[Records from a collection of figures]
..............................
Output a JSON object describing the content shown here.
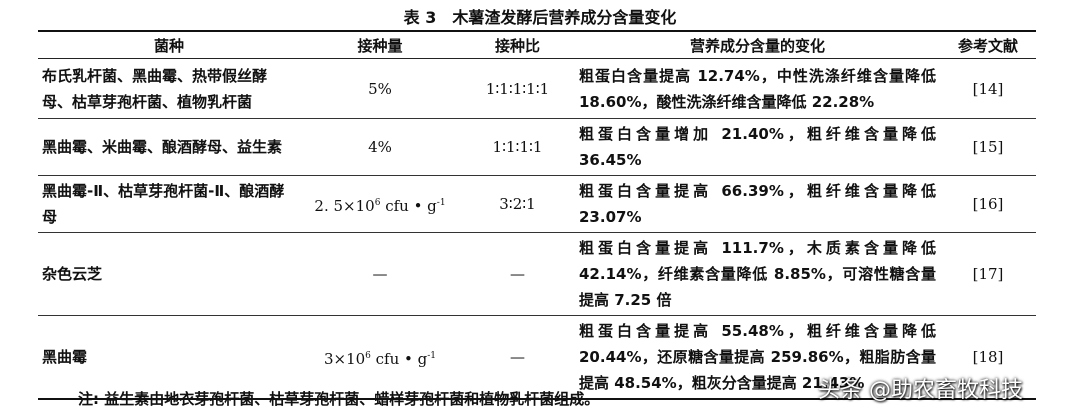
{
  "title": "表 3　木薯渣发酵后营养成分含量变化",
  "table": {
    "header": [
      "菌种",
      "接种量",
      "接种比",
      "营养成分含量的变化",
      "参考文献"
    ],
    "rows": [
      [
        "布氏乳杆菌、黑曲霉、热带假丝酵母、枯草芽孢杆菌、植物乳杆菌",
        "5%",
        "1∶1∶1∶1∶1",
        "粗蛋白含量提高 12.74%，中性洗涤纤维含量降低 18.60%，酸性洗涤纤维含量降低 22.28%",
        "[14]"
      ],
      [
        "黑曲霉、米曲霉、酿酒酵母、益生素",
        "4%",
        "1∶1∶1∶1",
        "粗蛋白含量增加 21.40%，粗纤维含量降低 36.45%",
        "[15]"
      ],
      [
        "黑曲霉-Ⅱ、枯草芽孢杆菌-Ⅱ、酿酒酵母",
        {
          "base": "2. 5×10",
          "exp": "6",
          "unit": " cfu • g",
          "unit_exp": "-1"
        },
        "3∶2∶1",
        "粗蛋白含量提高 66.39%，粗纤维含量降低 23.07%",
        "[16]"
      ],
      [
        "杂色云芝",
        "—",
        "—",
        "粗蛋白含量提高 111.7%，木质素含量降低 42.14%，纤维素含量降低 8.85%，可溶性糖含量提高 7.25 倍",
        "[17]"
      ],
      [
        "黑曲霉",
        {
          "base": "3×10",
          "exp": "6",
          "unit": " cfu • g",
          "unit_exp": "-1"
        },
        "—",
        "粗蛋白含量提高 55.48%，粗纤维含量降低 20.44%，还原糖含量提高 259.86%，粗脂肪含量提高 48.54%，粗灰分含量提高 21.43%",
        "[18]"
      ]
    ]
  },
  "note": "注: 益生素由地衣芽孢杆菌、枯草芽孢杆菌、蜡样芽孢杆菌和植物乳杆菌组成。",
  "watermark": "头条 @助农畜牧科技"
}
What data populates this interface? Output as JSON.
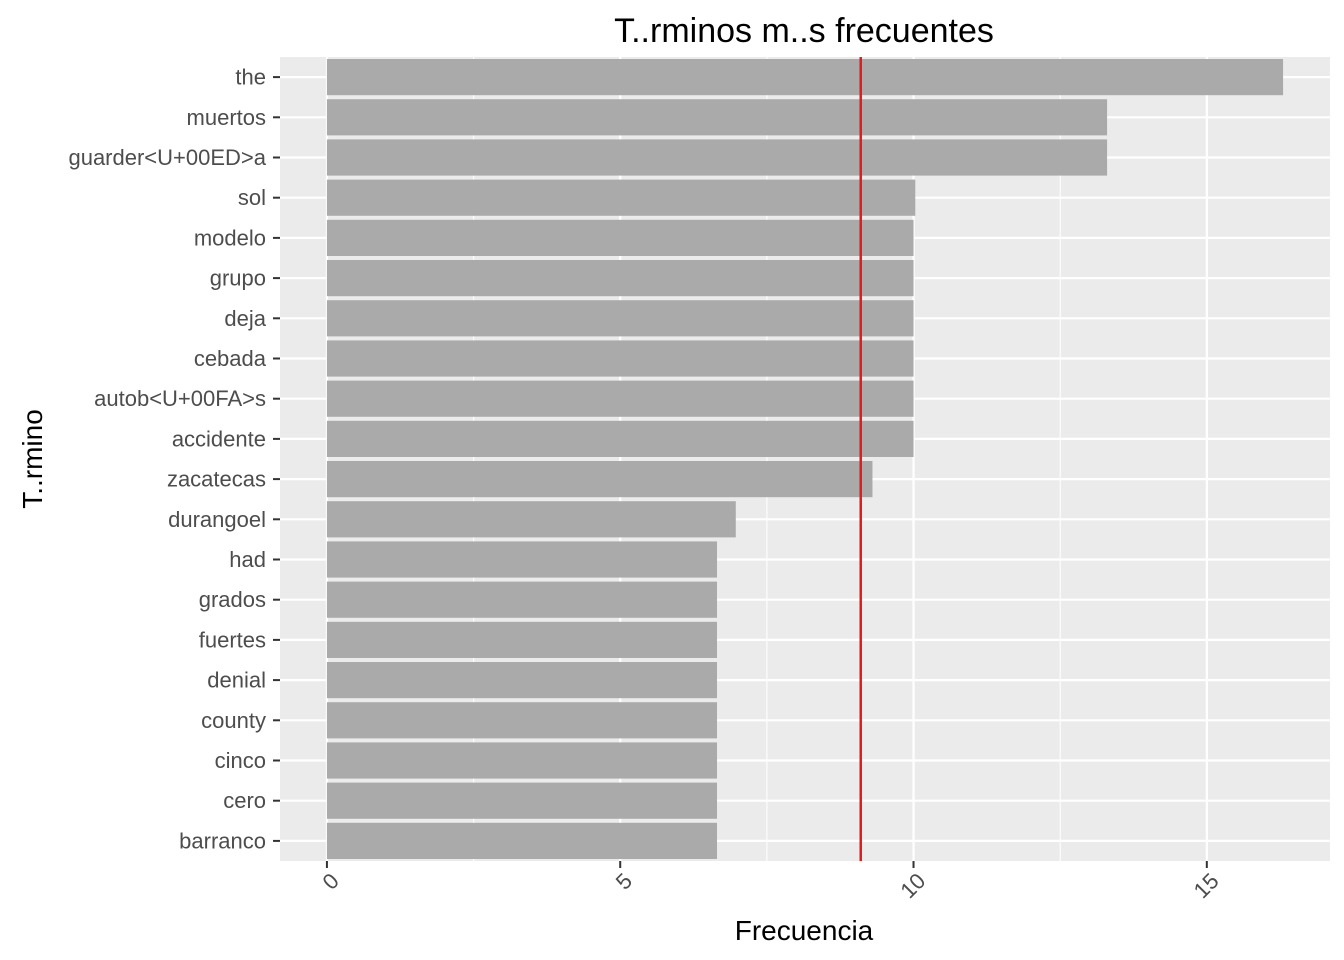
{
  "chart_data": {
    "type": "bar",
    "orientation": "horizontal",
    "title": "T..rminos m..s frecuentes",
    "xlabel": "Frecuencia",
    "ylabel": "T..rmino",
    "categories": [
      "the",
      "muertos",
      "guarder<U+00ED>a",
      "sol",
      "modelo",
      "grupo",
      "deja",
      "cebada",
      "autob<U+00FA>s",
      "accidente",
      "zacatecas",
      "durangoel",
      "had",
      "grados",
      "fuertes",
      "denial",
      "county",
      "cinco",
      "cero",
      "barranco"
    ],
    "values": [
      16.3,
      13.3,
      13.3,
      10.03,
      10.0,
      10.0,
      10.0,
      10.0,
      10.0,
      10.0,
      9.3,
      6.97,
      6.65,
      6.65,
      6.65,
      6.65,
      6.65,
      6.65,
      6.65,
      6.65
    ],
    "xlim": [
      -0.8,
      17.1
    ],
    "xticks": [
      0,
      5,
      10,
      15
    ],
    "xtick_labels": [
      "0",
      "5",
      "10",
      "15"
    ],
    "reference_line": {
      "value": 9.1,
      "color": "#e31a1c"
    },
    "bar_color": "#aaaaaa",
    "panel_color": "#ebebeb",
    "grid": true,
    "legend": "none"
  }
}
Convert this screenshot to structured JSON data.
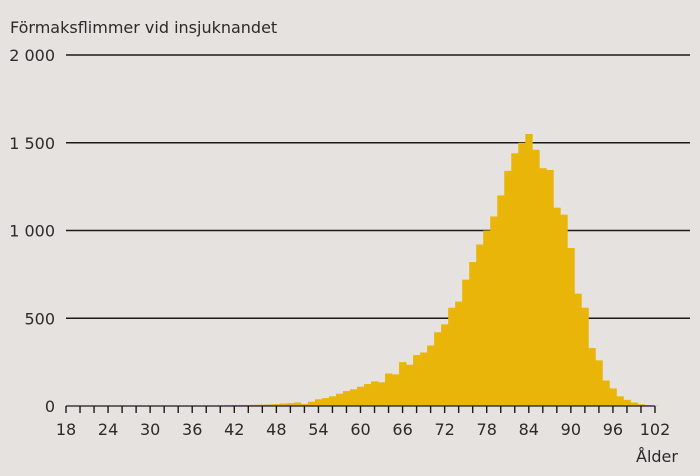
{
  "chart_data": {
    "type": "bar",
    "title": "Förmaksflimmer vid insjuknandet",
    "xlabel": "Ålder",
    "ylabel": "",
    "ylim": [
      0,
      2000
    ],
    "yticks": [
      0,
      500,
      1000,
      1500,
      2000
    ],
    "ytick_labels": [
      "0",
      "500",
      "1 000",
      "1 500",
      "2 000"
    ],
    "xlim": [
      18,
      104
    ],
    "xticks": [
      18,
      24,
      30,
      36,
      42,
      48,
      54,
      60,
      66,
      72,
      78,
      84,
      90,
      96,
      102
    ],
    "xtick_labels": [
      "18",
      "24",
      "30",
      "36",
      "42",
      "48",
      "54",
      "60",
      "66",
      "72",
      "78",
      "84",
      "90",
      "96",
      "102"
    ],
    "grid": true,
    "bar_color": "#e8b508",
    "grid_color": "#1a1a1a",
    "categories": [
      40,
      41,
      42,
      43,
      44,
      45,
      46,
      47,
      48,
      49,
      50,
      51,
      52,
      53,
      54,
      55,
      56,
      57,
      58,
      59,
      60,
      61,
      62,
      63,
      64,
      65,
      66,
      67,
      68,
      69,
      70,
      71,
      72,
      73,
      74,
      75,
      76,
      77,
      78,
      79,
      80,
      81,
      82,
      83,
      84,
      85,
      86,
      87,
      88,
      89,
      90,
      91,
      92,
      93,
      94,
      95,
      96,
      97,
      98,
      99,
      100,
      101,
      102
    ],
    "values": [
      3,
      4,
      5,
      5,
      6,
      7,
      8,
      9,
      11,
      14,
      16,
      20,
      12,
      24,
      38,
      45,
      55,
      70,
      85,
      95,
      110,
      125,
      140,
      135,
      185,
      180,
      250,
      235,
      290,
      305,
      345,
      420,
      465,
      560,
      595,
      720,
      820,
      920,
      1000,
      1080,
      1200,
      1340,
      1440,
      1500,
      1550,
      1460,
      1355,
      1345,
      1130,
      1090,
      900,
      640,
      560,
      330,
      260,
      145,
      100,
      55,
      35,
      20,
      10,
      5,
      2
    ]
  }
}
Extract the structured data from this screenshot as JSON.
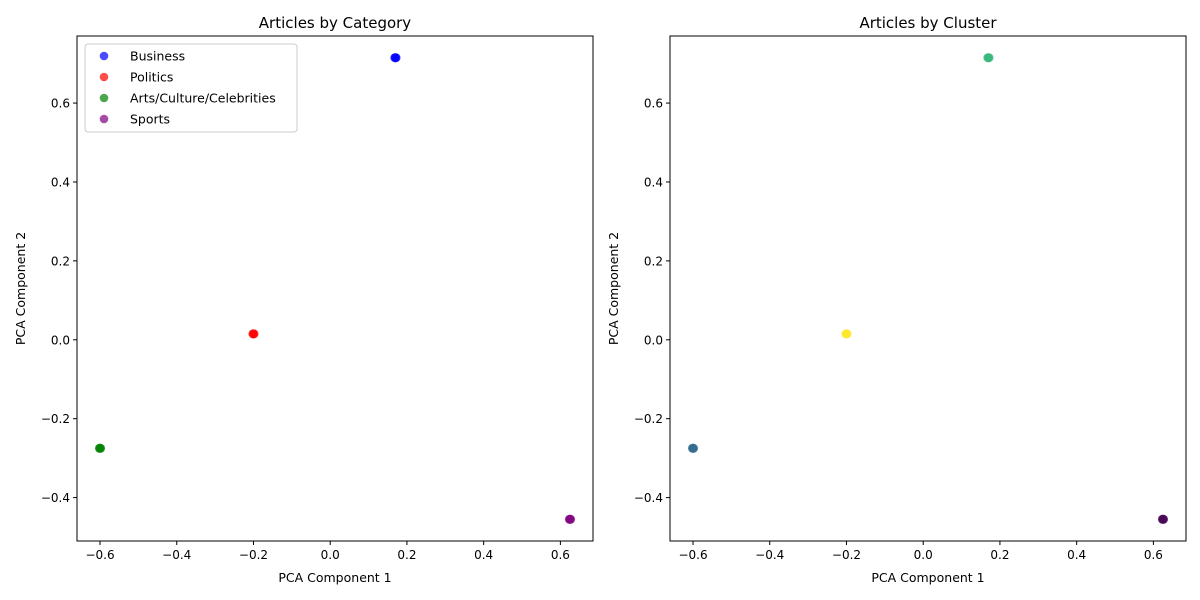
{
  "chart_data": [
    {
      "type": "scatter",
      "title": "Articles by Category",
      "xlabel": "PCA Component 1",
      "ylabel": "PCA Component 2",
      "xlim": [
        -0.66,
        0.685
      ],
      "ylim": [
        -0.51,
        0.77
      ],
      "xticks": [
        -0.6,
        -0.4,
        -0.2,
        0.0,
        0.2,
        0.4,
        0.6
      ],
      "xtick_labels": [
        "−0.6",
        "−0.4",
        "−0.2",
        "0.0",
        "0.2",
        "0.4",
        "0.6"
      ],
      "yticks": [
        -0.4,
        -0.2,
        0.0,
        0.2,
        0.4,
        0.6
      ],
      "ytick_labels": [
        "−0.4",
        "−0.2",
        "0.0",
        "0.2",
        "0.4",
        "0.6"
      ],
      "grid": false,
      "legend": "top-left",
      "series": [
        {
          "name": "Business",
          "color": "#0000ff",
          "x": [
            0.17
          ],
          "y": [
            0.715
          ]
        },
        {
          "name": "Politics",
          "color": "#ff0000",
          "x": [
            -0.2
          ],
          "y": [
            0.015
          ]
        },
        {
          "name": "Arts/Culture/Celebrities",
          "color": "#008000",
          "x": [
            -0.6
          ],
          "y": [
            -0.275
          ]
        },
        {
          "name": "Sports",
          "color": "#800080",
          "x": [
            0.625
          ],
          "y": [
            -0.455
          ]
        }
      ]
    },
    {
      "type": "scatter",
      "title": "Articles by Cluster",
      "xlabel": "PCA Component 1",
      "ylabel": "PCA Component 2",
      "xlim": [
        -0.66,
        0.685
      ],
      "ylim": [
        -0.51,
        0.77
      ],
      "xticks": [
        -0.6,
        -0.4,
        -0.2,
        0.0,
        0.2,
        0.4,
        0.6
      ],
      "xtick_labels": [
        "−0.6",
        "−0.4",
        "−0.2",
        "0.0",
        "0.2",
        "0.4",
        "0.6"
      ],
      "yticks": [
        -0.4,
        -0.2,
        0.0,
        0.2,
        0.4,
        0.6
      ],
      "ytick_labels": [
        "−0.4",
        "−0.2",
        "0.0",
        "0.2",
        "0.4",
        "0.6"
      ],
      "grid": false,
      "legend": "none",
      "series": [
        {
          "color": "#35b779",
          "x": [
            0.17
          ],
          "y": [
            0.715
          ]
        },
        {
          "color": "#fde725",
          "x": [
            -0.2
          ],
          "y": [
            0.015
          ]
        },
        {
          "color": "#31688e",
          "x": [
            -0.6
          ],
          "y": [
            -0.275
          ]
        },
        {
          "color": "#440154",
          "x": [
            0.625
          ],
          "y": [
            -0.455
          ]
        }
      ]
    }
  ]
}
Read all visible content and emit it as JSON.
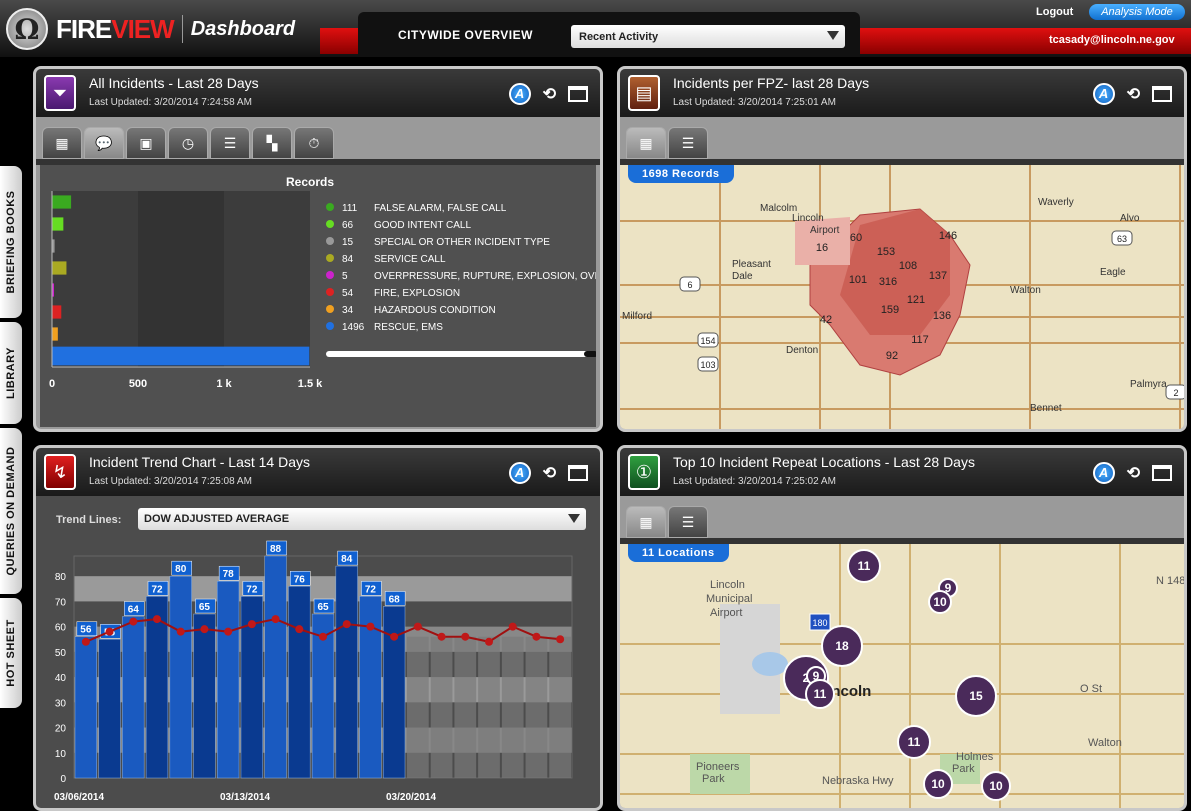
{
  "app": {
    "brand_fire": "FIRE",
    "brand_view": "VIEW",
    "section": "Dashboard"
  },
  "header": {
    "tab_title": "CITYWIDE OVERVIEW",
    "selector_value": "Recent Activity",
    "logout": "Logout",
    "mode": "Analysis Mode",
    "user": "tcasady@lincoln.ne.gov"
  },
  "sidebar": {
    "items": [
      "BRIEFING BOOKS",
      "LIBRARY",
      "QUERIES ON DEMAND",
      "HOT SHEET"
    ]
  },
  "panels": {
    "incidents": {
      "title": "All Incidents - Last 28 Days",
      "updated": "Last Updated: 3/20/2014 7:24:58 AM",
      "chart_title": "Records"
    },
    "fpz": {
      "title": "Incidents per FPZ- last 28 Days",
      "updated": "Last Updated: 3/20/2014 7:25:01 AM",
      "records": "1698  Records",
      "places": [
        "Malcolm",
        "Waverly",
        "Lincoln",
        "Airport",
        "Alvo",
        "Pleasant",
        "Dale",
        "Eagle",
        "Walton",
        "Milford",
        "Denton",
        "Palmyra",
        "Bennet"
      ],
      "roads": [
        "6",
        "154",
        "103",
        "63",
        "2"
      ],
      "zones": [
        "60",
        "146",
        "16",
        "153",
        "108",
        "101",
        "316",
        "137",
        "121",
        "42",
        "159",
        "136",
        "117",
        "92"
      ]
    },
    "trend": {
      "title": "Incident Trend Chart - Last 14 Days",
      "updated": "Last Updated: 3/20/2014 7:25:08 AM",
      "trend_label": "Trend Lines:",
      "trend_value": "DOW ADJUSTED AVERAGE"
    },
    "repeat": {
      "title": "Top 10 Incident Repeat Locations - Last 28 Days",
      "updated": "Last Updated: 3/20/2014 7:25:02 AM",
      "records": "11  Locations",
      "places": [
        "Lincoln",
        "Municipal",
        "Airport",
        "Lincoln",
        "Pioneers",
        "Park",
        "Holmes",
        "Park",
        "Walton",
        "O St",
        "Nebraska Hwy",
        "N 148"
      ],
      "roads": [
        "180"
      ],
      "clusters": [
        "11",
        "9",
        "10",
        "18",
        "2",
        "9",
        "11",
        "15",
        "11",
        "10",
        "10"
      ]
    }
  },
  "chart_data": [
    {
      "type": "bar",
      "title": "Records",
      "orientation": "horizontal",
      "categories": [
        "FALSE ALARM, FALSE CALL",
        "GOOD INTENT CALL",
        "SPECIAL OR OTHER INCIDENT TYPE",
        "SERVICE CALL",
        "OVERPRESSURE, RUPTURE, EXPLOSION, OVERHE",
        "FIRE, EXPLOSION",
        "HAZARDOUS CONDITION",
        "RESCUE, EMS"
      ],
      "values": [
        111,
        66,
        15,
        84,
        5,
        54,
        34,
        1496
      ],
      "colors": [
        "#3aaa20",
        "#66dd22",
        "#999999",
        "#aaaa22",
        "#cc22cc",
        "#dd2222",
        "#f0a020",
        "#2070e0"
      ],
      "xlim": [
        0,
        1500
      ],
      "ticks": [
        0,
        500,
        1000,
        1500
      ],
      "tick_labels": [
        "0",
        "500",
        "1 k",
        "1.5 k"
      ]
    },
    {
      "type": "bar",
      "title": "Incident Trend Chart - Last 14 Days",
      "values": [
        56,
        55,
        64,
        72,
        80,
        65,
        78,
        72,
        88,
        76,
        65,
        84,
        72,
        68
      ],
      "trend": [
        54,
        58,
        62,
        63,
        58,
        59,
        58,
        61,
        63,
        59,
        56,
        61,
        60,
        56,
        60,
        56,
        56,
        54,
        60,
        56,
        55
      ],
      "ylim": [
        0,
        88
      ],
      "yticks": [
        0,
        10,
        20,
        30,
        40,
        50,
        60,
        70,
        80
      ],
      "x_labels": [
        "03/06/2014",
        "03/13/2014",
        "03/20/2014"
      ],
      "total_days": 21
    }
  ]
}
..............................
> **EXERCISE INSTRUCTIONS**
Work out how many lines of the listing above include the word "horizontal". Report only the number.

> **RESPONSE FOR THIS EXERCISE**
2